What is asked: Copy out every line in which the string "Late" occurs.

Figure contents as structured data:

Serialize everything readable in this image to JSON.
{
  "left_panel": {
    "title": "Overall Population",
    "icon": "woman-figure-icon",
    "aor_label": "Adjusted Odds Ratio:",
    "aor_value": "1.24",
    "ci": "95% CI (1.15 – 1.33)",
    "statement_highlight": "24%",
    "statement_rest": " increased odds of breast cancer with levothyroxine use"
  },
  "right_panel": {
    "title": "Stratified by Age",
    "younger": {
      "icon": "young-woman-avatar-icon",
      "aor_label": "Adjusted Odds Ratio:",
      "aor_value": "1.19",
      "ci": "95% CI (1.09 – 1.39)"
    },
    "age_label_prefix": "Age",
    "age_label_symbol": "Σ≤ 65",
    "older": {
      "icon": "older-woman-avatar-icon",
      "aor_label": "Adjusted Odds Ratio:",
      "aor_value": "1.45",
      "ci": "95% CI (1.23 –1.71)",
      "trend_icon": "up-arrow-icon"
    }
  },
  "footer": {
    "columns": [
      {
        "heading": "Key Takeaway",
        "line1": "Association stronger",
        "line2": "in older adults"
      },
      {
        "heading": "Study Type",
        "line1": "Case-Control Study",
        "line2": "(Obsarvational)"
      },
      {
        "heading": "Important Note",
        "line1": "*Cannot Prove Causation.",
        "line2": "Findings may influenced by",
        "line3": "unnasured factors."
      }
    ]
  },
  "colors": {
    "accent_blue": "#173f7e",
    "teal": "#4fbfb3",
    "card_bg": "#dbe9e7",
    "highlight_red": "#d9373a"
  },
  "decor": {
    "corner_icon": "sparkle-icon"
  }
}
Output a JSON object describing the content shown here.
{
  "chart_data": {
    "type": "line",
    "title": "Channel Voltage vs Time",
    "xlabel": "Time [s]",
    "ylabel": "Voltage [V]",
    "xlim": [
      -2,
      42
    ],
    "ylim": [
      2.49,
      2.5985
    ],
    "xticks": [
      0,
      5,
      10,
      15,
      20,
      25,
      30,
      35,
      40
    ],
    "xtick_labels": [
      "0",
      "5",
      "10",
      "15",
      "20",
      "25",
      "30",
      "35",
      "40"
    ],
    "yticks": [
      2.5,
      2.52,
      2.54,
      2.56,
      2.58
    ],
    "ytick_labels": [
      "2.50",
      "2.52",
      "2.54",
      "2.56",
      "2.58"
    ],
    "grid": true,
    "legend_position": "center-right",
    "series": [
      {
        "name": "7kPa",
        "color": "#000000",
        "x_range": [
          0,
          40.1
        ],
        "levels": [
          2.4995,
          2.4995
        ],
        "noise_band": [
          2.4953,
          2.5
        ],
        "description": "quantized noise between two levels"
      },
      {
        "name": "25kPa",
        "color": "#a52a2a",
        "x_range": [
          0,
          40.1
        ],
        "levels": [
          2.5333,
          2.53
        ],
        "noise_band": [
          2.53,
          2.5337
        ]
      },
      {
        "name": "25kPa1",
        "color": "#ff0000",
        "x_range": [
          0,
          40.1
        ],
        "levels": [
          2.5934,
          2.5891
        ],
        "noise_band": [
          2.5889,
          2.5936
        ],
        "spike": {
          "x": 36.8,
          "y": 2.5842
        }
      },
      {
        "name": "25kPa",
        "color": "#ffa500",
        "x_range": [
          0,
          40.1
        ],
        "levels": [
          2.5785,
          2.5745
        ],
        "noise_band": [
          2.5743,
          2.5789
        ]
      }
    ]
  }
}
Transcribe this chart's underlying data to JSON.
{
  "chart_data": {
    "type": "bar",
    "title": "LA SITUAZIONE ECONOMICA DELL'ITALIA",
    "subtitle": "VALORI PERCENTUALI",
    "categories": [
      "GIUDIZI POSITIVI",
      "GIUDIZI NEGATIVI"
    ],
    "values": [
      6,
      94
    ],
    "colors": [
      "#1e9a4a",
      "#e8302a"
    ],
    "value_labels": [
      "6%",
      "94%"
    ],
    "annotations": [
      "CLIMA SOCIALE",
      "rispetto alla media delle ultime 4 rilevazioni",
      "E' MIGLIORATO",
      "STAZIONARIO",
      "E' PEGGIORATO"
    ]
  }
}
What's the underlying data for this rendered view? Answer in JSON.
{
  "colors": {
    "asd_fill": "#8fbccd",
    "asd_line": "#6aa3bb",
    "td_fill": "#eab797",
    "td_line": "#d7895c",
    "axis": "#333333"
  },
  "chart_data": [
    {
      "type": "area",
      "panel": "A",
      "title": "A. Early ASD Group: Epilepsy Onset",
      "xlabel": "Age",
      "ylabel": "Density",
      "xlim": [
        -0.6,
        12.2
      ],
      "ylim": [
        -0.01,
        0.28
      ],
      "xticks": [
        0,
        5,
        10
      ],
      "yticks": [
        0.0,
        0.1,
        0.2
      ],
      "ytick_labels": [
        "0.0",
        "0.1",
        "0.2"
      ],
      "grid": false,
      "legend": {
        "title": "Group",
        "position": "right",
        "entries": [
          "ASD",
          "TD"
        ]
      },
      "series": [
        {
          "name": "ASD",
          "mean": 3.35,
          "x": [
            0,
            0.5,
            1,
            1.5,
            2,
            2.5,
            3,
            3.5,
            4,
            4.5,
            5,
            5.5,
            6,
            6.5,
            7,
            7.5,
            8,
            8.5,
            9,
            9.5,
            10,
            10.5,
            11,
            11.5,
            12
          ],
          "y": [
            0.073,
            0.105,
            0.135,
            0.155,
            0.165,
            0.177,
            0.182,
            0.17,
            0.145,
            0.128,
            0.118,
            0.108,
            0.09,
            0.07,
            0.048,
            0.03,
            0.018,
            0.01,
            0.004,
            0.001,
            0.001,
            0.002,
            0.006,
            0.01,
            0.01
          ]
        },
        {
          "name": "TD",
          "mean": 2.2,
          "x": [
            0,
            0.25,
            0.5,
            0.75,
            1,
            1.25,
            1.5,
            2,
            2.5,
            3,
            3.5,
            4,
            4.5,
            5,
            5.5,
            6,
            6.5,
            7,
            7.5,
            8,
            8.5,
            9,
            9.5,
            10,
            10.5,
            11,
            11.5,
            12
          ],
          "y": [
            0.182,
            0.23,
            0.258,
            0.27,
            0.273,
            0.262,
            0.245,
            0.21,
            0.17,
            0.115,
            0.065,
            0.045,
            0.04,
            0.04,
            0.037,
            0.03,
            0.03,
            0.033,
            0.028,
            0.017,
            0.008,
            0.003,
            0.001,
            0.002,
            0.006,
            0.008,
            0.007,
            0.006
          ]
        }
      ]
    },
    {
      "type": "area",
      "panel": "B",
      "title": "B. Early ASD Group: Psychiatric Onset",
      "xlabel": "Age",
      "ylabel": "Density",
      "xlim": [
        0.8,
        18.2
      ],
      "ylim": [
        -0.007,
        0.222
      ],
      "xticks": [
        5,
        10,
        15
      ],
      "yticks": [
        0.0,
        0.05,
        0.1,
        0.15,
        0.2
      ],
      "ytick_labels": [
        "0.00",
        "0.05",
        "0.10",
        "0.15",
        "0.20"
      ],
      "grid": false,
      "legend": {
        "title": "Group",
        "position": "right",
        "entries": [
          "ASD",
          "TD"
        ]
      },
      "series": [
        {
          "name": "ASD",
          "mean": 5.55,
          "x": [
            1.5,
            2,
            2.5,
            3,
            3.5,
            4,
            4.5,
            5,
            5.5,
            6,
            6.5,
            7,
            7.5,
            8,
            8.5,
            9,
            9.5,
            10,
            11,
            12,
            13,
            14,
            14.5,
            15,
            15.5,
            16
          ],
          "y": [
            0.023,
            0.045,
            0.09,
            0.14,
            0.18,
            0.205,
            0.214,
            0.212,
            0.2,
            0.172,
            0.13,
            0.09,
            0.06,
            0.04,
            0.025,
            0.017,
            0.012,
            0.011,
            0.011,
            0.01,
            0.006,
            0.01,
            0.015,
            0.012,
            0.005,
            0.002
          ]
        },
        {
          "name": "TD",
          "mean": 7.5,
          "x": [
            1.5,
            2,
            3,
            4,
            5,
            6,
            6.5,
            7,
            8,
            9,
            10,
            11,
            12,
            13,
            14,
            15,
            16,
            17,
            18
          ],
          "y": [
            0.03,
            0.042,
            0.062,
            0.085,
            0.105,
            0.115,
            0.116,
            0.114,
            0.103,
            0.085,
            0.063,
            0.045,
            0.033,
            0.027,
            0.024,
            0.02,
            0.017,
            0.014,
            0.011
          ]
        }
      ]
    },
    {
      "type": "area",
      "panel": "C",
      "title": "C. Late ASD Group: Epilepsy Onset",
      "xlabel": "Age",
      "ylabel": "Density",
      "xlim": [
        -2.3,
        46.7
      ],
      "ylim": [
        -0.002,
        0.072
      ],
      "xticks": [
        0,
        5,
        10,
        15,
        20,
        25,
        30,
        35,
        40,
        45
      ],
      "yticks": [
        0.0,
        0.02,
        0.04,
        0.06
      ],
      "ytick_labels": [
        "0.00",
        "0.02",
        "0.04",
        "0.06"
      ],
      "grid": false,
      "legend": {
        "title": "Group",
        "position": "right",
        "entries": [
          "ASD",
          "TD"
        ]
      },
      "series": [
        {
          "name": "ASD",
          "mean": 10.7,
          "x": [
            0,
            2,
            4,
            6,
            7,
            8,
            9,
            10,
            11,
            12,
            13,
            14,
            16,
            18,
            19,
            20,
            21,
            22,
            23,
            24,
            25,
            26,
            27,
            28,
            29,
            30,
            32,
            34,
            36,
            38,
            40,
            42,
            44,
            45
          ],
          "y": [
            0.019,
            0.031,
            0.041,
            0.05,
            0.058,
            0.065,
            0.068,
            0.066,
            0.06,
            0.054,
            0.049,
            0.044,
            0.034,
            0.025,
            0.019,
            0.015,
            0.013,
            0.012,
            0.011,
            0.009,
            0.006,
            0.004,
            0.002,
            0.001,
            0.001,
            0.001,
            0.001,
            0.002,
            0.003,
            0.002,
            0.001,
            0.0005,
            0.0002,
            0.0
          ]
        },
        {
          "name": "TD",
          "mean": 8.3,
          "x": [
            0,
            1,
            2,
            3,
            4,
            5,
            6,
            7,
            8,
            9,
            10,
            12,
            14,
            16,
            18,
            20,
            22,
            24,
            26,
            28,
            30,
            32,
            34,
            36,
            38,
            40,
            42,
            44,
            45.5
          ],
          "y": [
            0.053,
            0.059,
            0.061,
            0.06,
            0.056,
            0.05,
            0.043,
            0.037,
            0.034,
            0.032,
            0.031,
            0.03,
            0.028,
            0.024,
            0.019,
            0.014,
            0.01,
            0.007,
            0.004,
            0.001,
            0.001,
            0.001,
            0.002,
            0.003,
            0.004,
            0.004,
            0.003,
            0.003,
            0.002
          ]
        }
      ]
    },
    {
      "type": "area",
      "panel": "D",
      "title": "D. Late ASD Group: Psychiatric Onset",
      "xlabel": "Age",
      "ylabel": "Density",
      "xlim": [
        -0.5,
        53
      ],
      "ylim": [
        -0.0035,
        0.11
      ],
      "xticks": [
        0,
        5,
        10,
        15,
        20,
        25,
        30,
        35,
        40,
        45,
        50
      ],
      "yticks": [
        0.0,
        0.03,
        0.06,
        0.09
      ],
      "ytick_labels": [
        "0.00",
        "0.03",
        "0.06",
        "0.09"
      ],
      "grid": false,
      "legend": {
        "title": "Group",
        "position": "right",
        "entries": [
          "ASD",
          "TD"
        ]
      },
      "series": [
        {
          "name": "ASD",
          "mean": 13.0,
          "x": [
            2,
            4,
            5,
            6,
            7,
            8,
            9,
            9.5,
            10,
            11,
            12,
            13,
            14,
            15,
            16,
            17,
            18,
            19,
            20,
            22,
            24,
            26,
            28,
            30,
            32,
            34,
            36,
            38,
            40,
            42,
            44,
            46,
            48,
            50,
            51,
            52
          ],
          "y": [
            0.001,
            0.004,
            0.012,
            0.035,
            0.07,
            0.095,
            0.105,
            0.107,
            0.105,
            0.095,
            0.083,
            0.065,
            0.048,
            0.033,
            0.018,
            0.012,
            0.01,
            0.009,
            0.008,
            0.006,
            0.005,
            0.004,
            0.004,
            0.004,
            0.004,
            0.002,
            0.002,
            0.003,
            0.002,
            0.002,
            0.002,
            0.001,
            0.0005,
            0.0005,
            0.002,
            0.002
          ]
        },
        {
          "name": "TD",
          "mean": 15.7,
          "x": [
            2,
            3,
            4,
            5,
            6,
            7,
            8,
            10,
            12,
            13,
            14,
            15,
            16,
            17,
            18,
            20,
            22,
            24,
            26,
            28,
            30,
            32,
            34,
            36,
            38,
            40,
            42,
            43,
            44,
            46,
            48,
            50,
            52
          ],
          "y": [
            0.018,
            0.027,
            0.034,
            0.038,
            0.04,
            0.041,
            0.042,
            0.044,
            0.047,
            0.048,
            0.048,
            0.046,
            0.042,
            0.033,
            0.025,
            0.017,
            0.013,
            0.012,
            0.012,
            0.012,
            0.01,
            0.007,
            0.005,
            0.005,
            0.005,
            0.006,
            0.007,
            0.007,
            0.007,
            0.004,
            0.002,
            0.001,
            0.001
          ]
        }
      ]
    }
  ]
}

Output for this exercise:
      "title": "C. Late ASD Group: Epilepsy Onset",
      "title": "D. Late ASD Group: Psychiatric Onset",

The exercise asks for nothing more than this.